» Your instructions:
Pull out every line of the data below that contains the string "LEACH", matching uppercase and lowercase exactly, and copy each one.

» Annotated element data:
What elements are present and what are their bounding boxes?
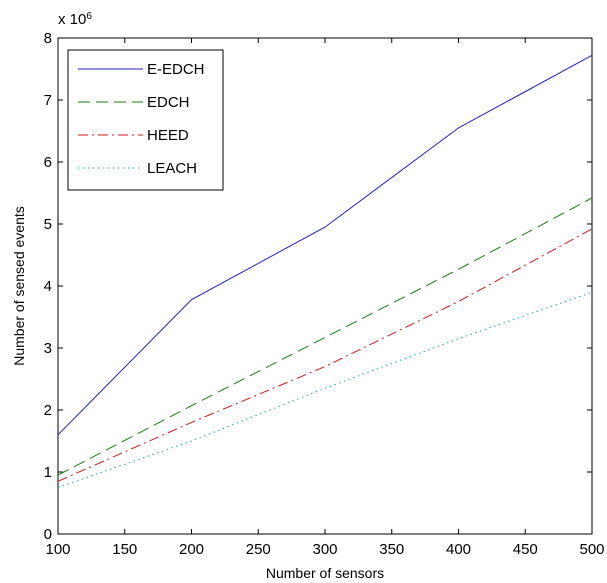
x-tick-label: 450 <box>513 541 538 558</box>
series-line-heed <box>57 228 593 482</box>
axis-ticks <box>57 37 593 535</box>
y-multiplier-base: x 10 <box>58 11 86 28</box>
y-tick-label: 5 <box>44 216 52 233</box>
y-tick-label: 8 <box>44 30 52 47</box>
x-tick-label: 300 <box>312 541 337 558</box>
y-tick-label: 3 <box>44 340 52 357</box>
y-multiplier-exponent: 6 <box>86 11 92 22</box>
x-tick-label: 250 <box>246 541 271 558</box>
y-axis-multiplier: x 106 <box>58 11 92 29</box>
axis-tick-labels: 100 150 200 250 300 350 400 450 500 0 1 2 3 4 5 6 7 8 <box>44 30 605 558</box>
x-tick-label: 200 <box>179 541 204 558</box>
series-lines <box>57 54 593 488</box>
x-tick-label: 150 <box>112 541 137 558</box>
x-tick-label: 400 <box>446 541 471 558</box>
y-tick-label: 7 <box>44 92 52 109</box>
legend-label-e-edch: E-EDCH <box>147 61 205 78</box>
y-tick-label: 2 <box>44 402 52 419</box>
y-tick-label: 0 <box>44 526 52 543</box>
x-tick-label: 100 <box>45 541 70 558</box>
x-tick-label: 350 <box>379 541 404 558</box>
y-tick-label: 6 <box>44 154 52 171</box>
legend: E-EDCH EDCH HEED LEACH <box>67 49 224 191</box>
legend-label-heed: HEED <box>147 127 189 144</box>
series-line-e-edch <box>57 54 593 436</box>
y-tick-label: 1 <box>44 464 52 481</box>
y-axis-title: Number of sensed events <box>11 206 27 366</box>
x-tick-label: 500 <box>579 541 604 558</box>
legend-label-leach: LEACH <box>147 160 197 177</box>
series-line-edch <box>57 197 593 476</box>
y-tick-label: 4 <box>44 278 52 295</box>
x-axis-title: Number of sensors <box>266 565 384 581</box>
legend-box <box>67 49 224 191</box>
legend-label-edch: EDCH <box>147 94 190 111</box>
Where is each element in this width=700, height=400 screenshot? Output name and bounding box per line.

» Completed task:
legend: E-EDCH EDCH HEED LEACH <box>67 49 224 191</box>
legend-label-leach: LEACH <box>147 160 197 177</box>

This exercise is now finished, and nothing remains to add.